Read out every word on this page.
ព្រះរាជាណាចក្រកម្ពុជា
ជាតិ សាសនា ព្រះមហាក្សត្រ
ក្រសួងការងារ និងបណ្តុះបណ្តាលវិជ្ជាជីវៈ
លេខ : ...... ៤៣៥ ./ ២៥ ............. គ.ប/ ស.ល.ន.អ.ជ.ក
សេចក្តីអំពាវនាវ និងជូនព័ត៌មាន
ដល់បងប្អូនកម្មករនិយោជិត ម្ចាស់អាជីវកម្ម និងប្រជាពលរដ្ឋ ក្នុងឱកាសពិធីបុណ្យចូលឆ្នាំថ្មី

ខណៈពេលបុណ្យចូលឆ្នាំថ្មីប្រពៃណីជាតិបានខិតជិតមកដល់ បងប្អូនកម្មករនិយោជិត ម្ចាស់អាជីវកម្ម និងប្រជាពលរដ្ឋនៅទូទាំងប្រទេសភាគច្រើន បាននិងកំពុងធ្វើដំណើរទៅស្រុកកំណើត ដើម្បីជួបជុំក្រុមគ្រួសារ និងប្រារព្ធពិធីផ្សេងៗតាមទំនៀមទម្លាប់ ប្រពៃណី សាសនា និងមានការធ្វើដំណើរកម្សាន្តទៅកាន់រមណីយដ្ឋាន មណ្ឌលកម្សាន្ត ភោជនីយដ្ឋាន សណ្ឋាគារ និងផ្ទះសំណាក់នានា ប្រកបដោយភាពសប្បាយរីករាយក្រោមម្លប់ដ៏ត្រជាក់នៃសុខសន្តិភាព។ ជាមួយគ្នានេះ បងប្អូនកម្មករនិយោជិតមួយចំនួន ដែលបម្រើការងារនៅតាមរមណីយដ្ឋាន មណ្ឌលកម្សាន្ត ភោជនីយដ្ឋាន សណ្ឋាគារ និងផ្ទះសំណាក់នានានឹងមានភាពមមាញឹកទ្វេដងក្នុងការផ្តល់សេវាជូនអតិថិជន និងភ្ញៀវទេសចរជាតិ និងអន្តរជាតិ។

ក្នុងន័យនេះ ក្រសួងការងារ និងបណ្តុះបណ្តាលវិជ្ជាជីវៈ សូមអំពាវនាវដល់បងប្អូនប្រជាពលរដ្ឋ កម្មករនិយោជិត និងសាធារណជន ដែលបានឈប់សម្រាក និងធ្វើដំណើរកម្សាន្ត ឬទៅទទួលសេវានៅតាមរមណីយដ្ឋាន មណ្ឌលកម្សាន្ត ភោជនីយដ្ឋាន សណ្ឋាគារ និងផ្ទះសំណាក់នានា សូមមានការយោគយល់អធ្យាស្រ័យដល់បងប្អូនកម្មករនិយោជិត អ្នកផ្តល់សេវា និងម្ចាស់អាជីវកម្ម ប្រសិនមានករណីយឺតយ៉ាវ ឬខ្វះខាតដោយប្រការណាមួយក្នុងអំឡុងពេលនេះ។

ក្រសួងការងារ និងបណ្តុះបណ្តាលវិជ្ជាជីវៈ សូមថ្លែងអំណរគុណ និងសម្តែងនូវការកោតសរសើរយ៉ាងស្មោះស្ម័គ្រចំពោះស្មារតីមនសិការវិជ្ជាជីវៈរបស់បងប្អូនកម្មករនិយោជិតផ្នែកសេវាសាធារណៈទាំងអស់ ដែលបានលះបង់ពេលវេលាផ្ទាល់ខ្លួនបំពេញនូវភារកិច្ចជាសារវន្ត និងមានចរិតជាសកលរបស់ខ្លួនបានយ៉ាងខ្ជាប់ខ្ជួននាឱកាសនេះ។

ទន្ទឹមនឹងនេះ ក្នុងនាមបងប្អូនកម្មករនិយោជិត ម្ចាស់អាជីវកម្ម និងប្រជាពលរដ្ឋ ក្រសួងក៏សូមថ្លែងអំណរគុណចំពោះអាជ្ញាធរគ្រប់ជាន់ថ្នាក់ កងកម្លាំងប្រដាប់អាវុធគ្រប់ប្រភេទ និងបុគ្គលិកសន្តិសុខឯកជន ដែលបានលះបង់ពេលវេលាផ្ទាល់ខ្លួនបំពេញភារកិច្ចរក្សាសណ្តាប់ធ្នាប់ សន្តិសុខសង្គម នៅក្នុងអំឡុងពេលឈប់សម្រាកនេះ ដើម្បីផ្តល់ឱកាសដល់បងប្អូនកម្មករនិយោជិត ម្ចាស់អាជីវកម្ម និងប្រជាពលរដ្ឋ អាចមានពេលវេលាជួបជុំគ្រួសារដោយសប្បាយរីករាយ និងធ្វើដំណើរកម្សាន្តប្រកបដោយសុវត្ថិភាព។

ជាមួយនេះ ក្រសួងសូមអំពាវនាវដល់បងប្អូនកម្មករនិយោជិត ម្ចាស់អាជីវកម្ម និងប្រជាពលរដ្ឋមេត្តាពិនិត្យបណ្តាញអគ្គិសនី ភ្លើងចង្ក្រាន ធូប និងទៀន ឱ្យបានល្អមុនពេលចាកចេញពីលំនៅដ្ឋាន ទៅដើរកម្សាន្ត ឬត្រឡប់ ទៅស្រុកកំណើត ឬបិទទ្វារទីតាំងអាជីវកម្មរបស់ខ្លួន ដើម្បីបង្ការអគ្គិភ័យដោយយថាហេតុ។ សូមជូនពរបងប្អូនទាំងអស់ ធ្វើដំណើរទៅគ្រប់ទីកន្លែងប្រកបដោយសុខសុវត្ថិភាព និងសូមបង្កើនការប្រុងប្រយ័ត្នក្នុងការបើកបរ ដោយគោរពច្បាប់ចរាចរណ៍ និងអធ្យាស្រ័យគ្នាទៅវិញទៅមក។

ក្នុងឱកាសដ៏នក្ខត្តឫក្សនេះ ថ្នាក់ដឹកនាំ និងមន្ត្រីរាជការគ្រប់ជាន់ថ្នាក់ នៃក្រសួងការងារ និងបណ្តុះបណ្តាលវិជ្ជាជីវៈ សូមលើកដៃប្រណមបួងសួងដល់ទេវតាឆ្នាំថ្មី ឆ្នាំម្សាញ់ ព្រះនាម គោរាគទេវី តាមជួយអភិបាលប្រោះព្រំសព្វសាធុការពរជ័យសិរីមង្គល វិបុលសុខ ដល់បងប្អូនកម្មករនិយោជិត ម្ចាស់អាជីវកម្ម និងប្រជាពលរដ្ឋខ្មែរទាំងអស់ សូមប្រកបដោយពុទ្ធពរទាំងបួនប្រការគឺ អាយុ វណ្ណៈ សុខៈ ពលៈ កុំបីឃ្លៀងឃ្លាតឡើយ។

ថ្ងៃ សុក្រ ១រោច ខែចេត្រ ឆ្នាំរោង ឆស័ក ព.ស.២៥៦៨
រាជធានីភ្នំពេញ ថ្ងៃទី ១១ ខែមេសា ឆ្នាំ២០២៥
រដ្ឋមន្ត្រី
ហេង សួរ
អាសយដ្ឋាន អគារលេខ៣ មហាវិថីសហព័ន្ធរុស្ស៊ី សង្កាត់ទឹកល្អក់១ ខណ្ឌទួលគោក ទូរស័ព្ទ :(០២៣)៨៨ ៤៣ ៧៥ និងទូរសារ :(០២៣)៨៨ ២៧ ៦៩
-*-*-
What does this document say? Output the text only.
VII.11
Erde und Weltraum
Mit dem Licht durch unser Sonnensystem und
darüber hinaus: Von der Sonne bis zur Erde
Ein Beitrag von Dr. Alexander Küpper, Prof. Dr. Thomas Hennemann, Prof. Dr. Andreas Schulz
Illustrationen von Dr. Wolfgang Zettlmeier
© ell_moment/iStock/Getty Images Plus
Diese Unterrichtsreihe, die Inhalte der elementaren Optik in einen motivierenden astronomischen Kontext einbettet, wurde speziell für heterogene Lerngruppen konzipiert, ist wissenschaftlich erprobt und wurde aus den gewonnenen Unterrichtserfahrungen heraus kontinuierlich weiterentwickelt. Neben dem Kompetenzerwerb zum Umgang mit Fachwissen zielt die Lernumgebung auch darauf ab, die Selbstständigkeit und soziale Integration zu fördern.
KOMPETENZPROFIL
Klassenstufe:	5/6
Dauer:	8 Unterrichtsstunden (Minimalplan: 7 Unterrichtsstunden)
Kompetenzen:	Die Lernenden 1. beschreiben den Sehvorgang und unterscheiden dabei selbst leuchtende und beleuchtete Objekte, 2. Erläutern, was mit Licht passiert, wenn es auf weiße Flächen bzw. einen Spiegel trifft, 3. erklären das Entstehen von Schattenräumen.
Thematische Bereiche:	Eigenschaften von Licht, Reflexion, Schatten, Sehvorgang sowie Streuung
-*-*-
Task instructions - Scan the listing above and copy all lines containing the word "Licht".

Answer for the task -
Mit dem Licht durch unser Sonnensystem und
Kompetenzen:	Die Lernenden 1. beschreiben den Sehvorgang und unterscheiden dabei selbst leuchtende und beleuchtete Objekte, 2. Erläutern, was mit Licht passiert, wenn es auf weiße Flächen bzw. einen Spiegel trifft, 3. erklären das Entstehen von Schattenräumen.
Thematische Bereiche:	Eigenschaften von Licht, Reflexion, Schatten, Sehvorgang sowie Streuung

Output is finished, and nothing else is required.